▶ [Entries provided]
━━━━━━━━━━

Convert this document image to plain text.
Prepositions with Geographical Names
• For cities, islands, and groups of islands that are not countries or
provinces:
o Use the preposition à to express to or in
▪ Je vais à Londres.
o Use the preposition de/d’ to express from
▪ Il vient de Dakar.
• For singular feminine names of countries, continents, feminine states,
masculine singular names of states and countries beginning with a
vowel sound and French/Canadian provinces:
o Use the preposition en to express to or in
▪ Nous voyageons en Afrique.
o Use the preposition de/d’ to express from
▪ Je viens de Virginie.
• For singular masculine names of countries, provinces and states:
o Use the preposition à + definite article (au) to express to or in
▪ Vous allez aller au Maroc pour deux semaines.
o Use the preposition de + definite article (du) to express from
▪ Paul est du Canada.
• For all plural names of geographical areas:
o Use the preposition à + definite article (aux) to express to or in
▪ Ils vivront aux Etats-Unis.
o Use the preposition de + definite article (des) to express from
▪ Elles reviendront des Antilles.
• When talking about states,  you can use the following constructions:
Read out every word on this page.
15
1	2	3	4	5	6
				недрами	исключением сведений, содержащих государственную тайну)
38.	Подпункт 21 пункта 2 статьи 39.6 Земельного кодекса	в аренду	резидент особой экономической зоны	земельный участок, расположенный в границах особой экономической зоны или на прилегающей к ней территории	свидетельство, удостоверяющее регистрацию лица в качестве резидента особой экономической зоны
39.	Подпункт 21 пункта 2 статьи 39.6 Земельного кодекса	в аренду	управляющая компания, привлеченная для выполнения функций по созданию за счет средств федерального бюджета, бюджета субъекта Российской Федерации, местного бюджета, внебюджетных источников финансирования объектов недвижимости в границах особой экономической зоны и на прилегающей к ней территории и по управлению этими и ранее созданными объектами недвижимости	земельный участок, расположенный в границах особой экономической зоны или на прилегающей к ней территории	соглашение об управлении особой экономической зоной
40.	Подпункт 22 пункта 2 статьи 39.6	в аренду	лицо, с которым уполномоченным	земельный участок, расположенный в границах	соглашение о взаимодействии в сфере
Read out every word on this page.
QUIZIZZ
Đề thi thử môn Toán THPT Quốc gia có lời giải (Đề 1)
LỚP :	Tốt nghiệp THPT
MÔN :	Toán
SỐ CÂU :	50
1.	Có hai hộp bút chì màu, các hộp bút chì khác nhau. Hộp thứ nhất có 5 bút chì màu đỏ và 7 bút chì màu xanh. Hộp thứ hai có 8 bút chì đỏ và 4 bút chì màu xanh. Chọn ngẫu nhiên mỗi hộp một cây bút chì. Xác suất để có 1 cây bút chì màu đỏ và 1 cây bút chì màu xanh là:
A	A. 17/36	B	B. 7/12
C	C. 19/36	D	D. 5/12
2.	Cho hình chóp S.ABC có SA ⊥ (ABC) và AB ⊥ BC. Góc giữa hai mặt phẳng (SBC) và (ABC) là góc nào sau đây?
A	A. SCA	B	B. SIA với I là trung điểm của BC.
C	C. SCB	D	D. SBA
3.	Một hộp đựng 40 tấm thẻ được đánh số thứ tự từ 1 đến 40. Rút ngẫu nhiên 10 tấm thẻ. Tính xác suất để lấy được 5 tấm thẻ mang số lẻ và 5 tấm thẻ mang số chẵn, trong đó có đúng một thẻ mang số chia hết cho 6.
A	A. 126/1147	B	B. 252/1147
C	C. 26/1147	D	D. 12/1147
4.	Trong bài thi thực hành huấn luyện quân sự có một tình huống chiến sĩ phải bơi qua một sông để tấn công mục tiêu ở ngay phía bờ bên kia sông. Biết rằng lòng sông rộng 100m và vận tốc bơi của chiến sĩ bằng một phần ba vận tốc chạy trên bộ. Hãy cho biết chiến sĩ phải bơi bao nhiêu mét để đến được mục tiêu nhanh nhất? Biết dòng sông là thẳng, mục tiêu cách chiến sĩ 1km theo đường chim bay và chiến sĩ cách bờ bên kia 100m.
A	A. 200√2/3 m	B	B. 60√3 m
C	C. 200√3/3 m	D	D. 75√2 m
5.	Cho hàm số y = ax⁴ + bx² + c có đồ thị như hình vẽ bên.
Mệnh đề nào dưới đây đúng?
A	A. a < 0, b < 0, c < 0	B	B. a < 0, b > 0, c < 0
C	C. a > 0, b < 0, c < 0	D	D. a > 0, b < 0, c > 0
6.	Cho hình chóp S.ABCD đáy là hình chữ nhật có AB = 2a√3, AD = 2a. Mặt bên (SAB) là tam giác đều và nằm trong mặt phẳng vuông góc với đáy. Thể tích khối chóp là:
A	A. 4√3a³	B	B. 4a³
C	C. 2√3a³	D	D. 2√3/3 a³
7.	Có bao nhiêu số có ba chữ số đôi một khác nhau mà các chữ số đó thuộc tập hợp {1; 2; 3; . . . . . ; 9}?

━━━━━━━━━━

▶ [Required task]
Each line in the material either holds the string "definite" or does not. State how many do, and nothing else.

▶ [Full answer]
4